##### Provided data #####

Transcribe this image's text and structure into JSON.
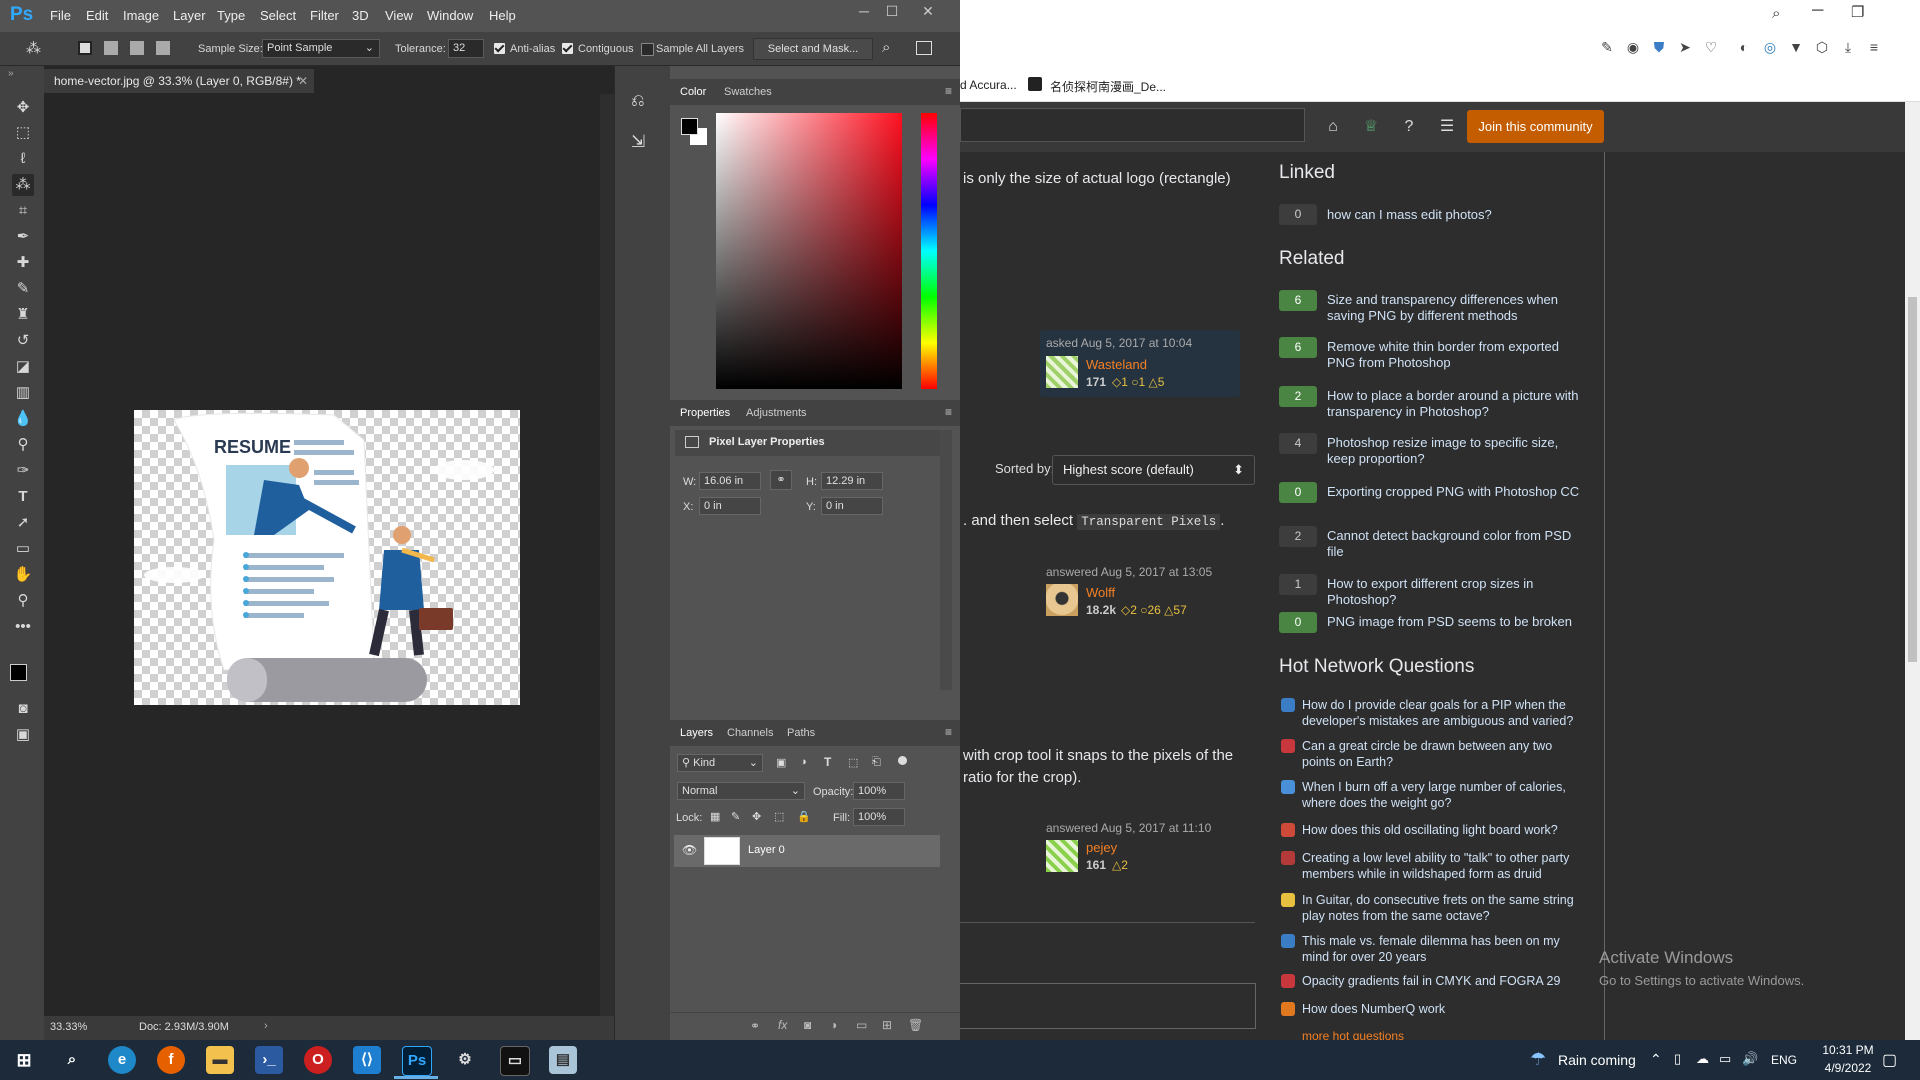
{
  "browser": {
    "bookmarks": [
      "d Accura...",
      "名侦探柯南漫画_De..."
    ],
    "join_button": "Join this community",
    "question_line1": "is only the size of actual logo (rectangle)",
    "asked_card": {
      "label": "asked Aug 5, 2017 at 10:04",
      "user": "Wasteland",
      "rep": "171",
      "badges": "◇1  ○1  △5"
    },
    "sorted_label": "Sorted by:",
    "sort_value": "Highest score (default)",
    "answer1_text_a": ". and then select",
    "answer1_code": "Transparent Pixels",
    "answer1_text_b": ".",
    "answer1_card": {
      "label": "answered Aug 5, 2017 at 13:05",
      "user": "Wolff",
      "rep": "18.2k",
      "badges": "◇2  ○26  △57"
    },
    "answer2_line1": "with crop tool it snaps to the pixels of the",
    "answer2_line2": "ratio for the crop).",
    "answer2_card": {
      "label": "answered Aug 5, 2017 at 11:10",
      "user": "pejey",
      "rep": "161",
      "badges": "△2"
    },
    "linked_heading": "Linked",
    "linked": [
      {
        "score": "0",
        "title": "how can I mass edit photos?"
      }
    ],
    "related_heading": "Related",
    "related": [
      {
        "score": "6",
        "title": "Size and transparency differences when saving PNG by different methods",
        "answered": true
      },
      {
        "score": "6",
        "title": "Remove white thin border from exported PNG from Photoshop",
        "answered": true
      },
      {
        "score": "2",
        "title": "How to place a border around a picture with transparency in Photoshop?",
        "answered": true
      },
      {
        "score": "4",
        "title": "Photoshop resize image to specific size, keep proportion?",
        "answered": false
      },
      {
        "score": "0",
        "title": "Exporting cropped PNG with Photoshop CC",
        "answered": true
      },
      {
        "score": "2",
        "title": "Cannot detect background color from PSD file",
        "answered": false
      },
      {
        "score": "1",
        "title": "How to export different crop sizes in Photoshop?",
        "answered": false
      },
      {
        "score": "0",
        "title": "PNG image from PSD seems to be broken",
        "answered": true
      }
    ],
    "hnq_heading": "Hot Network Questions",
    "hnq": [
      {
        "title": "How do I provide clear goals for a PIP when the developer's mistakes are ambiguous and varied?",
        "color": "#3b7dc4"
      },
      {
        "title": "Can a great circle be drawn between any two points on Earth?",
        "color": "#c8373b"
      },
      {
        "title": "When I burn off a very large number of calories, where does the weight go?",
        "color": "#4a90d9"
      },
      {
        "title": "How does this old oscillating light board work?",
        "color": "#d04a3a"
      },
      {
        "title": "Creating a low level ability to \"talk\" to other party members while in wildshaped form as druid",
        "color": "#b43a3a"
      },
      {
        "title": "In Guitar, do consecutive frets on the same string play notes from the same octave?",
        "color": "#e8c040"
      },
      {
        "title": "This male vs. female dilemma has been on my mind for over 20 years",
        "color": "#3b7dc4"
      },
      {
        "title": "Opacity gradients fail in CMYK and FOGRA 29",
        "color": "#c8373b"
      },
      {
        "title": "How does NumberQ work",
        "color": "#e0781f"
      }
    ],
    "more_hot": "more hot questions",
    "watermark_title": "Activate Windows",
    "watermark_sub": "Go to Settings to activate Windows."
  },
  "photoshop": {
    "logo": "Ps",
    "menus": [
      "File",
      "Edit",
      "Image",
      "Layer",
      "Type",
      "Select",
      "Filter",
      "3D",
      "View",
      "Window",
      "Help"
    ],
    "options": {
      "sample_size_label": "Sample Size:",
      "sample_size_value": "Point Sample",
      "tolerance_label": "Tolerance:",
      "tolerance_value": "32",
      "anti_alias": "Anti-alias",
      "contiguous": "Contiguous",
      "sample_all": "Sample All Layers",
      "select_mask": "Select and Mask..."
    },
    "doc_tab": "home-vector.jpg @ 33.3% (Layer 0, RGB/8#) *",
    "canvas_text": "RESUME",
    "zoom": "33.33%",
    "doc_size": "Doc: 2.93M/3.90M",
    "color_tabs": [
      "Color",
      "Swatches"
    ],
    "properties_tabs": [
      "Properties",
      "Adjustments"
    ],
    "properties_title": "Pixel Layer Properties",
    "props": {
      "w_label": "W:",
      "w": "16.06 in",
      "h_label": "H:",
      "h": "12.29 in",
      "x_label": "X:",
      "x": "0 in",
      "y_label": "Y:",
      "y": "0 in"
    },
    "layers_tabs": [
      "Layers",
      "Channels",
      "Paths"
    ],
    "kind": "Kind",
    "blend_mode": "Normal",
    "opacity_label": "Opacity:",
    "opacity": "100%",
    "lock_label": "Lock:",
    "fill_label": "Fill:",
    "fill": "100%",
    "layer_name": "Layer 0"
  },
  "taskbar": {
    "weather": "Rain coming",
    "lang": "ENG",
    "time": "10:31 PM",
    "date": "4/9/2022"
  },
  "colors": {
    "accent": "#c45c00",
    "ps_blue": "#31a8ff",
    "green_score": "#4a8544"
  }
}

#####

Set exercise: Reproduce each line exactly as it appears, omitting the pictures.

Output of the task:
Transcribe this image's text and structure into JSON.
{
  "browser": {
    "bookmarks": [
      "d Accura...",
      "名侦探柯南漫画_De..."
    ],
    "join_button": "Join this community",
    "question_line1": "is only the size of actual logo (rectangle)",
    "asked_card": {
      "label": "asked Aug 5, 2017 at 10:04",
      "user": "Wasteland",
      "rep": "171",
      "badges": "◇1  ○1  △5"
    },
    "sorted_label": "Sorted by:",
    "sort_value": "Highest score (default)",
    "answer1_text_a": ". and then select",
    "answer1_code": "Transparent Pixels",
    "answer1_text_b": ".",
    "answer1_card": {
      "label": "answered Aug 5, 2017 at 13:05",
      "user": "Wolff",
      "rep": "18.2k",
      "badges": "◇2  ○26  △57"
    },
    "answer2_line1": "with crop tool it snaps to the pixels of the",
    "answer2_line2": "ratio for the crop).",
    "answer2_card": {
      "label": "answered Aug 5, 2017 at 11:10",
      "user": "pejey",
      "rep": "161",
      "badges": "△2"
    },
    "linked_heading": "Linked",
    "linked": [
      {
        "score": "0",
        "title": "how can I mass edit photos?"
      }
    ],
    "related_heading": "Related",
    "related": [
      {
        "score": "6",
        "title": "Size and transparency differences when saving PNG by different methods",
        "answered": true
      },
      {
        "score": "6",
        "title": "Remove white thin border from exported PNG from Photoshop",
        "answered": true
      },
      {
        "score": "2",
        "title": "How to place a border around a picture with transparency in Photoshop?",
        "answered": true
      },
      {
        "score": "4",
        "title": "Photoshop resize image to specific size, keep proportion?",
        "answered": false
      },
      {
        "score": "0",
        "title": "Exporting cropped PNG with Photoshop CC",
        "answered": true
      },
      {
        "score": "2",
        "title": "Cannot detect background color from PSD file",
        "answered": false
      },
      {
        "score": "1",
        "title": "How to export different crop sizes in Photoshop?",
        "answered": false
      },
      {
        "score": "0",
        "title": "PNG image from PSD seems to be broken",
        "answered": true
      }
    ],
    "hnq_heading": "Hot Network Questions",
    "hnq": [
      {
        "title": "How do I provide clear goals for a PIP when the developer's mistakes are ambiguous and varied?",
        "color": "#3b7dc4"
      },
      {
        "title": "Can a great circle be drawn between any two points on Earth?",
        "color": "#c8373b"
      },
      {
        "title": "When I burn off a very large number of calories, where does the weight go?",
        "color": "#4a90d9"
      },
      {
        "title": "How does this old oscillating light board work?",
        "color": "#d04a3a"
      },
      {
        "title": "Creating a low level ability to \"talk\" to other party members while in wildshaped form as druid",
        "color": "#b43a3a"
      },
      {
        "title": "In Guitar, do consecutive frets on the same string play notes from the same octave?",
        "color": "#e8c040"
      },
      {
        "title": "This male vs. female dilemma has been on my mind for over 20 years",
        "color": "#3b7dc4"
      },
      {
        "title": "Opacity gradients fail in CMYK and FOGRA 29",
        "color": "#c8373b"
      },
      {
        "title": "How does NumberQ work",
        "color": "#e0781f"
      }
    ],
    "more_hot": "more hot questions",
    "watermark_title": "Activate Windows",
    "watermark_sub": "Go to Settings to activate Windows."
  },
  "photoshop": {
    "logo": "Ps",
    "menus": [
      "File",
      "Edit",
      "Image",
      "Layer",
      "Type",
      "Select",
      "Filter",
      "3D",
      "View",
      "Window",
      "Help"
    ],
    "options": {
      "sample_size_label": "Sample Size:",
      "sample_size_value": "Point Sample",
      "tolerance_label": "Tolerance:",
      "tolerance_value": "32",
      "anti_alias": "Anti-alias",
      "contiguous": "Contiguous",
      "sample_all": "Sample All Layers",
      "select_mask": "Select and Mask..."
    },
    "doc_tab": "home-vector.jpg @ 33.3% (Layer 0, RGB/8#) *",
    "canvas_text": "RESUME",
    "zoom": "33.33%",
    "doc_size": "Doc: 2.93M/3.90M",
    "color_tabs": [
      "Color",
      "Swatches"
    ],
    "properties_tabs": [
      "Properties",
      "Adjustments"
    ],
    "properties_title": "Pixel Layer Properties",
    "props": {
      "w_label": "W:",
      "w": "16.06 in",
      "h_label": "H:",
      "h": "12.29 in",
      "x_label": "X:",
      "x": "0 in",
      "y_label": "Y:",
      "y": "0 in"
    },
    "layers_tabs": [
      "Layers",
      "Channels",
      "Paths"
    ],
    "kind": "Kind",
    "blend_mode": "Normal",
    "opacity_label": "Opacity:",
    "opacity": "100%",
    "lock_label": "Lock:",
    "fill_label": "Fill:",
    "fill": "100%",
    "layer_name": "Layer 0"
  },
  "taskbar": {
    "weather": "Rain coming",
    "lang": "ENG",
    "time": "10:31 PM",
    "date": "4/9/2022"
  },
  "colors": {
    "accent": "#c45c00",
    "ps_blue": "#31a8ff",
    "green_score": "#4a8544"
  }
}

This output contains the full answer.